>>>

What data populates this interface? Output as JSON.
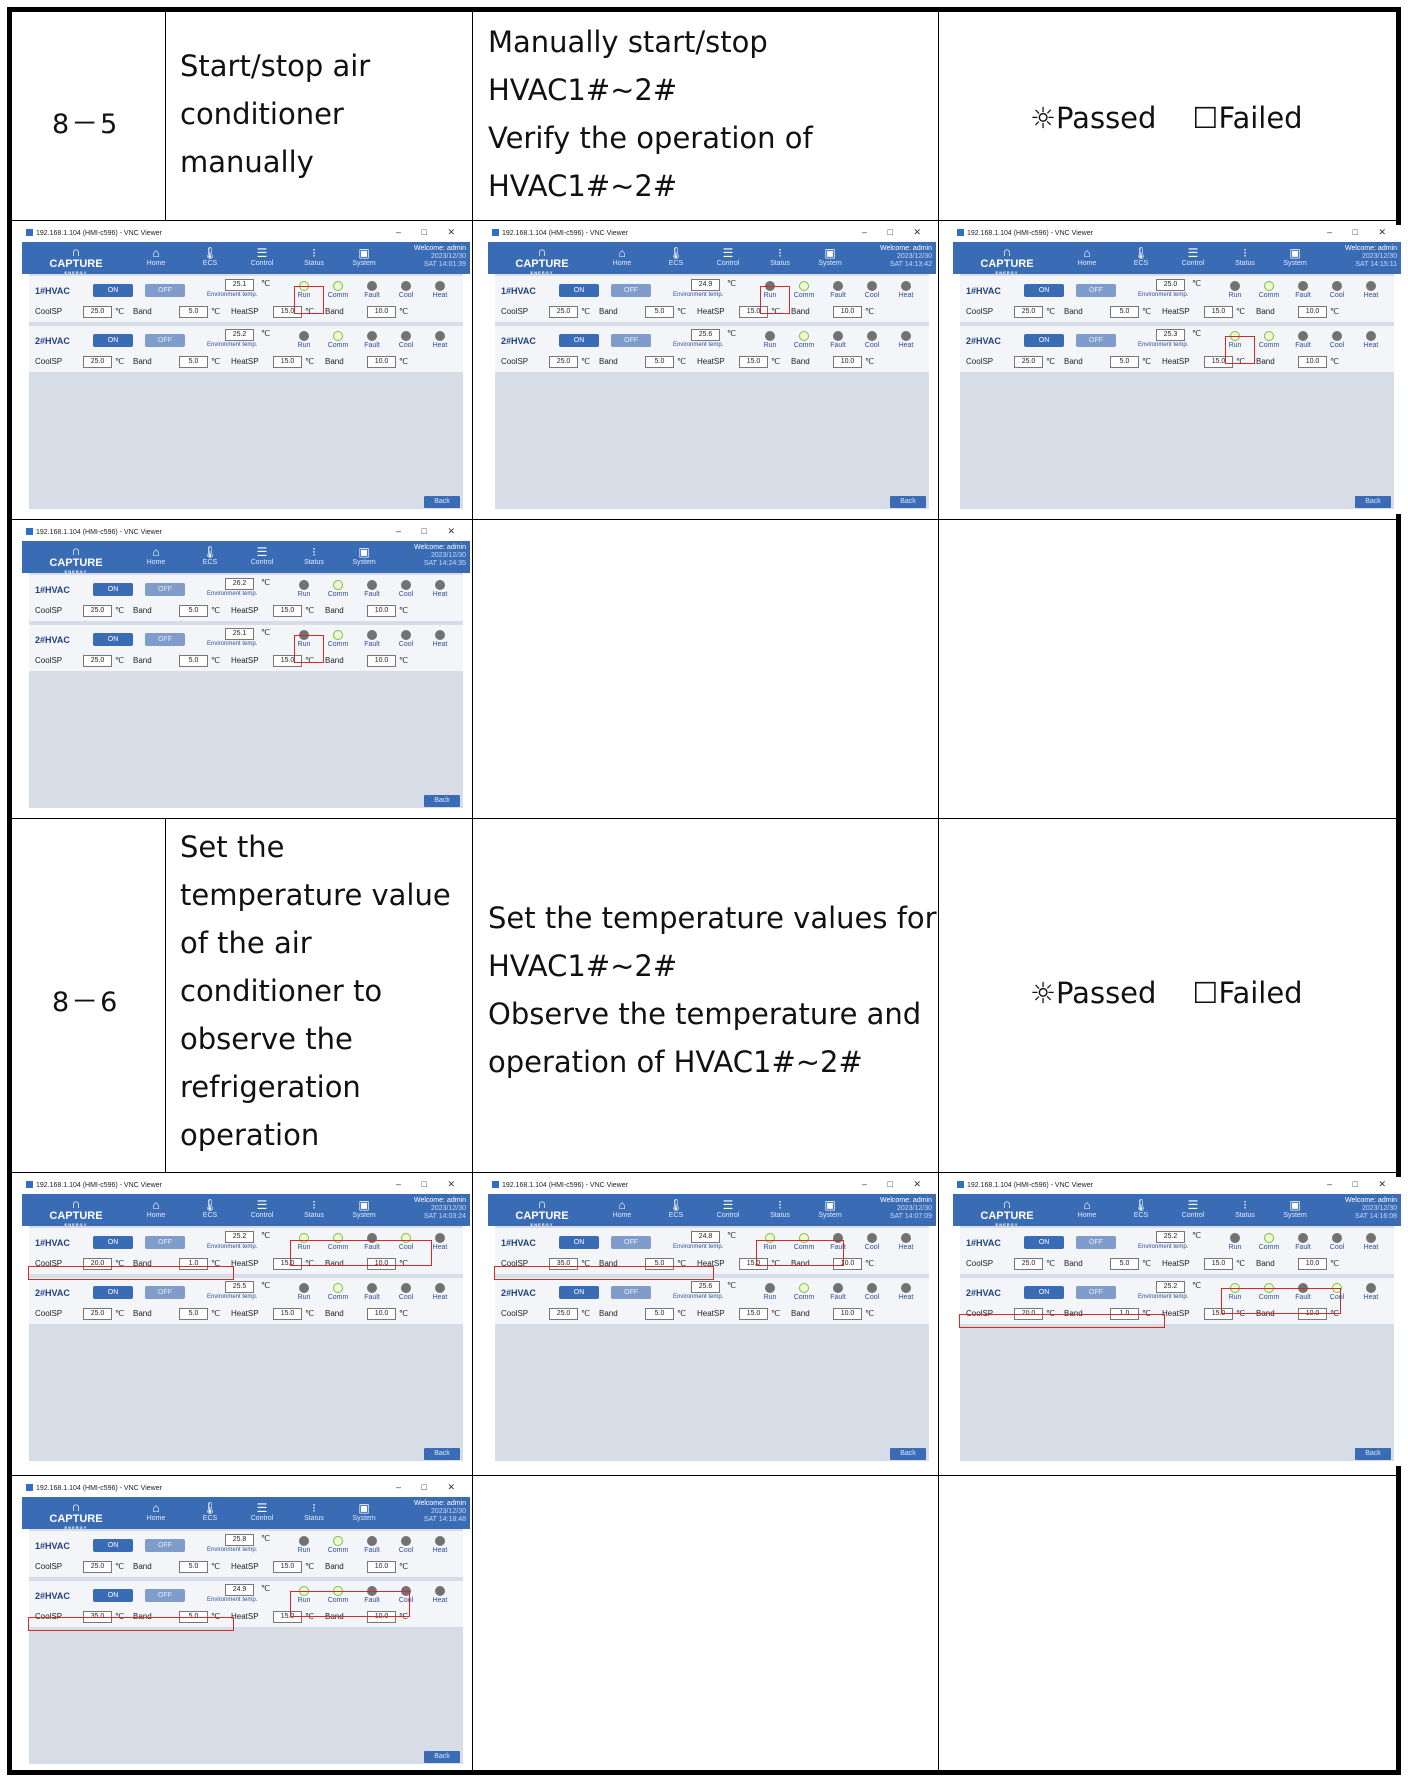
{
  "rows": [
    {
      "id": "8－5",
      "item": [
        "Start/stop air",
        "conditioner",
        "manually"
      ],
      "method": [
        "Manually start/stop",
        "HVAC1#~2#",
        "Verify the operation of",
        "HVAC1#~2#"
      ],
      "result": {
        "pass_glyph": "☼",
        "pass_label": "Passed",
        "fail_glyph": "☐",
        "fail_label": "Failed"
      }
    },
    {
      "id": "8－6",
      "item": [
        "Set the",
        "temperature value",
        "of the air",
        "conditioner to",
        "observe the",
        "refrigeration",
        "operation"
      ],
      "method": [
        "Set the temperature values for",
        "HVAC1#~2#",
        "Observe the temperature and",
        "operation of HVAC1#~2#"
      ],
      "result": {
        "pass_glyph": "☼",
        "pass_label": "Passed",
        "fail_glyph": "☐",
        "fail_label": "Failed"
      }
    }
  ],
  "hmi": {
    "window_title": "192.168.1.104 (HMI-c596) - VNC Viewer",
    "window_controls": "–  □  ✕",
    "logo": "CAPTURE",
    "logo_sub": "ENERGY",
    "nav": [
      {
        "icon": "⌂",
        "label": "Home"
      },
      {
        "icon": "🌡",
        "label": "ECS"
      },
      {
        "icon": "☰",
        "label": "Control"
      },
      {
        "icon": "⁝",
        "label": "Status"
      },
      {
        "icon": "▣",
        "label": "System"
      }
    ],
    "welcome": "Welcome: admin",
    "date": "2023/12/30",
    "on_label": "ON",
    "off_label": "OFF",
    "env_label": "Environment temp.",
    "unit": "℃",
    "led_labels": [
      "Run",
      "Comm",
      "Fault",
      "Cool",
      "Heat"
    ],
    "field_labels": {
      "coolsp": "CoolSP",
      "band": "Band",
      "heatsp": "HeatSP"
    },
    "back_label": "Back",
    "shots": [
      {
        "time": "SAT  14:01:39",
        "units": [
          {
            "name": "1#HVAC",
            "env": "25.1",
            "leds": [
              "g",
              "g",
              "d",
              "d",
              "d"
            ],
            "coolsp": "25.0",
            "band": "5.0",
            "heatsp": "15.0",
            "band2": "10.0"
          },
          {
            "name": "2#HVAC",
            "env": "25.2",
            "leds": [
              "d",
              "g",
              "d",
              "d",
              "d"
            ],
            "coolsp": "25.0",
            "band": "5.0",
            "heatsp": "15.0",
            "band2": "10.0"
          }
        ]
      },
      {
        "time": "SAT  14:13:42",
        "units": [
          {
            "name": "1#HVAC",
            "env": "24.9",
            "leds": [
              "d",
              "g",
              "d",
              "d",
              "d"
            ],
            "coolsp": "25.0",
            "band": "5.0",
            "heatsp": "15.0",
            "band2": "10.0"
          },
          {
            "name": "2#HVAC",
            "env": "25.6",
            "leds": [
              "d",
              "g",
              "d",
              "d",
              "d"
            ],
            "coolsp": "25.0",
            "band": "5.0",
            "heatsp": "15.0",
            "band2": "10.0"
          }
        ]
      },
      {
        "time": "SAT  14:15:11",
        "units": [
          {
            "name": "1#HVAC",
            "env": "25.0",
            "leds": [
              "d",
              "g",
              "d",
              "d",
              "d"
            ],
            "coolsp": "25.0",
            "band": "5.0",
            "heatsp": "15.0",
            "band2": "10.0"
          },
          {
            "name": "2#HVAC",
            "env": "25.3",
            "leds": [
              "g",
              "g",
              "d",
              "d",
              "d"
            ],
            "coolsp": "25.0",
            "band": "5.0",
            "heatsp": "15.0",
            "band2": "10.0"
          }
        ]
      },
      {
        "time": "SAT  14:24:35",
        "units": [
          {
            "name": "1#HVAC",
            "env": "26.2",
            "leds": [
              "d",
              "g",
              "d",
              "d",
              "d"
            ],
            "coolsp": "25.0",
            "band": "5.0",
            "heatsp": "15.0",
            "band2": "10.0"
          },
          {
            "name": "2#HVAC",
            "env": "25.1",
            "leds": [
              "d",
              "g",
              "d",
              "d",
              "d"
            ],
            "coolsp": "25.0",
            "band": "5.0",
            "heatsp": "15.0",
            "band2": "10.0"
          }
        ]
      },
      {
        "time": "SAT  14:03:24",
        "units": [
          {
            "name": "1#HVAC",
            "env": "25.2",
            "leds": [
              "g",
              "g",
              "d",
              "g",
              "d"
            ],
            "coolsp": "20.0",
            "band": "1.0",
            "heatsp": "15.0",
            "band2": "10.0"
          },
          {
            "name": "2#HVAC",
            "env": "25.5",
            "leds": [
              "d",
              "g",
              "d",
              "d",
              "d"
            ],
            "coolsp": "25.0",
            "band": "5.0",
            "heatsp": "15.0",
            "band2": "10.0"
          }
        ]
      },
      {
        "time": "SAT  14:07:09",
        "units": [
          {
            "name": "1#HVAC",
            "env": "24.8",
            "leds": [
              "g",
              "g",
              "d",
              "d",
              "d"
            ],
            "coolsp": "35.0",
            "band": "5.0",
            "heatsp": "15.0",
            "band2": "10.0"
          },
          {
            "name": "2#HVAC",
            "env": "25.6",
            "leds": [
              "d",
              "g",
              "d",
              "d",
              "d"
            ],
            "coolsp": "25.0",
            "band": "5.0",
            "heatsp": "15.0",
            "band2": "10.0"
          }
        ]
      },
      {
        "time": "SAT  14:16:08",
        "units": [
          {
            "name": "1#HVAC",
            "env": "25.2",
            "leds": [
              "d",
              "g",
              "d",
              "d",
              "d"
            ],
            "coolsp": "25.0",
            "band": "5.0",
            "heatsp": "15.0",
            "band2": "10.0"
          },
          {
            "name": "2#HVAC",
            "env": "25.2",
            "leds": [
              "g",
              "g",
              "d",
              "g",
              "d"
            ],
            "coolsp": "20.0",
            "band": "1.0",
            "heatsp": "15.0",
            "band2": "10.0"
          }
        ]
      },
      {
        "time": "SAT  14:18:48",
        "units": [
          {
            "name": "1#HVAC",
            "env": "25.8",
            "leds": [
              "d",
              "g",
              "d",
              "d",
              "d"
            ],
            "coolsp": "25.0",
            "band": "5.0",
            "heatsp": "15.0",
            "band2": "10.0"
          },
          {
            "name": "2#HVAC",
            "env": "24.9",
            "leds": [
              "g",
              "g",
              "d",
              "d",
              "d"
            ],
            "coolsp": "35.0",
            "band": "5.0",
            "heatsp": "15.0",
            "band2": "10.0"
          }
        ]
      }
    ]
  }
}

<<<

Quote the records in full and exactly; skip any image.

Problem solution:
What data populates this interface? Output as JSON.
{
  "rows": [
    {
      "id": "8－5",
      "item": [
        "Start/stop air",
        "conditioner",
        "manually"
      ],
      "method": [
        "Manually start/stop",
        "HVAC1#~2#",
        "Verify the operation of",
        "HVAC1#~2#"
      ],
      "result": {
        "pass_glyph": "☼",
        "pass_label": "Passed",
        "fail_glyph": "☐",
        "fail_label": "Failed"
      }
    },
    {
      "id": "8－6",
      "item": [
        "Set the",
        "temperature value",
        "of the air",
        "conditioner to",
        "observe the",
        "refrigeration",
        "operation"
      ],
      "method": [
        "Set the temperature values for",
        "HVAC1#~2#",
        "Observe the temperature and",
        "operation of HVAC1#~2#"
      ],
      "result": {
        "pass_glyph": "☼",
        "pass_label": "Passed",
        "fail_glyph": "☐",
        "fail_label": "Failed"
      }
    }
  ],
  "hmi": {
    "window_title": "192.168.1.104 (HMI-c596) - VNC Viewer",
    "window_controls": "–  □  ✕",
    "logo": "CAPTURE",
    "logo_sub": "ENERGY",
    "nav": [
      {
        "icon": "⌂",
        "label": "Home"
      },
      {
        "icon": "🌡",
        "label": "ECS"
      },
      {
        "icon": "☰",
        "label": "Control"
      },
      {
        "icon": "⁝",
        "label": "Status"
      },
      {
        "icon": "▣",
        "label": "System"
      }
    ],
    "welcome": "Welcome: admin",
    "date": "2023/12/30",
    "on_label": "ON",
    "off_label": "OFF",
    "env_label": "Environment temp.",
    "unit": "℃",
    "led_labels": [
      "Run",
      "Comm",
      "Fault",
      "Cool",
      "Heat"
    ],
    "field_labels": {
      "coolsp": "CoolSP",
      "band": "Band",
      "heatsp": "HeatSP"
    },
    "back_label": "Back",
    "shots": [
      {
        "time": "SAT  14:01:39",
        "units": [
          {
            "name": "1#HVAC",
            "env": "25.1",
            "leds": [
              "g",
              "g",
              "d",
              "d",
              "d"
            ],
            "coolsp": "25.0",
            "band": "5.0",
            "heatsp": "15.0",
            "band2": "10.0"
          },
          {
            "name": "2#HVAC",
            "env": "25.2",
            "leds": [
              "d",
              "g",
              "d",
              "d",
              "d"
            ],
            "coolsp": "25.0",
            "band": "5.0",
            "heatsp": "15.0",
            "band2": "10.0"
          }
        ]
      },
      {
        "time": "SAT  14:13:42",
        "units": [
          {
            "name": "1#HVAC",
            "env": "24.9",
            "leds": [
              "d",
              "g",
              "d",
              "d",
              "d"
            ],
            "coolsp": "25.0",
            "band": "5.0",
            "heatsp": "15.0",
            "band2": "10.0"
          },
          {
            "name": "2#HVAC",
            "env": "25.6",
            "leds": [
              "d",
              "g",
              "d",
              "d",
              "d"
            ],
            "coolsp": "25.0",
            "band": "5.0",
            "heatsp": "15.0",
            "band2": "10.0"
          }
        ]
      },
      {
        "time": "SAT  14:15:11",
        "units": [
          {
            "name": "1#HVAC",
            "env": "25.0",
            "leds": [
              "d",
              "g",
              "d",
              "d",
              "d"
            ],
            "coolsp": "25.0",
            "band": "5.0",
            "heatsp": "15.0",
            "band2": "10.0"
          },
          {
            "name": "2#HVAC",
            "env": "25.3",
            "leds": [
              "g",
              "g",
              "d",
              "d",
              "d"
            ],
            "coolsp": "25.0",
            "band": "5.0",
            "heatsp": "15.0",
            "band2": "10.0"
          }
        ]
      },
      {
        "time": "SAT  14:24:35",
        "units": [
          {
            "name": "1#HVAC",
            "env": "26.2",
            "leds": [
              "d",
              "g",
              "d",
              "d",
              "d"
            ],
            "coolsp": "25.0",
            "band": "5.0",
            "heatsp": "15.0",
            "band2": "10.0"
          },
          {
            "name": "2#HVAC",
            "env": "25.1",
            "leds": [
              "d",
              "g",
              "d",
              "d",
              "d"
            ],
            "coolsp": "25.0",
            "band": "5.0",
            "heatsp": "15.0",
            "band2": "10.0"
          }
        ]
      },
      {
        "time": "SAT  14:03:24",
        "units": [
          {
            "name": "1#HVAC",
            "env": "25.2",
            "leds": [
              "g",
              "g",
              "d",
              "g",
              "d"
            ],
            "coolsp": "20.0",
            "band": "1.0",
            "heatsp": "15.0",
            "band2": "10.0"
          },
          {
            "name": "2#HVAC",
            "env": "25.5",
            "leds": [
              "d",
              "g",
              "d",
              "d",
              "d"
            ],
            "coolsp": "25.0",
            "band": "5.0",
            "heatsp": "15.0",
            "band2": "10.0"
          }
        ]
      },
      {
        "time": "SAT  14:07:09",
        "units": [
          {
            "name": "1#HVAC",
            "env": "24.8",
            "leds": [
              "g",
              "g",
              "d",
              "d",
              "d"
            ],
            "coolsp": "35.0",
            "band": "5.0",
            "heatsp": "15.0",
            "band2": "10.0"
          },
          {
            "name": "2#HVAC",
            "env": "25.6",
            "leds": [
              "d",
              "g",
              "d",
              "d",
              "d"
            ],
            "coolsp": "25.0",
            "band": "5.0",
            "heatsp": "15.0",
            "band2": "10.0"
          }
        ]
      },
      {
        "time": "SAT  14:16:08",
        "units": [
          {
            "name": "1#HVAC",
            "env": "25.2",
            "leds": [
              "d",
              "g",
              "d",
              "d",
              "d"
            ],
            "coolsp": "25.0",
            "band": "5.0",
            "heatsp": "15.0",
            "band2": "10.0"
          },
          {
            "name": "2#HVAC",
            "env": "25.2",
            "leds": [
              "g",
              "g",
              "d",
              "g",
              "d"
            ],
            "coolsp": "20.0",
            "band": "1.0",
            "heatsp": "15.0",
            "band2": "10.0"
          }
        ]
      },
      {
        "time": "SAT  14:18:48",
        "units": [
          {
            "name": "1#HVAC",
            "env": "25.8",
            "leds": [
              "d",
              "g",
              "d",
              "d",
              "d"
            ],
            "coolsp": "25.0",
            "band": "5.0",
            "heatsp": "15.0",
            "band2": "10.0"
          },
          {
            "name": "2#HVAC",
            "env": "24.9",
            "leds": [
              "g",
              "g",
              "d",
              "d",
              "d"
            ],
            "coolsp": "35.0",
            "band": "5.0",
            "heatsp": "15.0",
            "band2": "10.0"
          }
        ]
      }
    ]
  }
}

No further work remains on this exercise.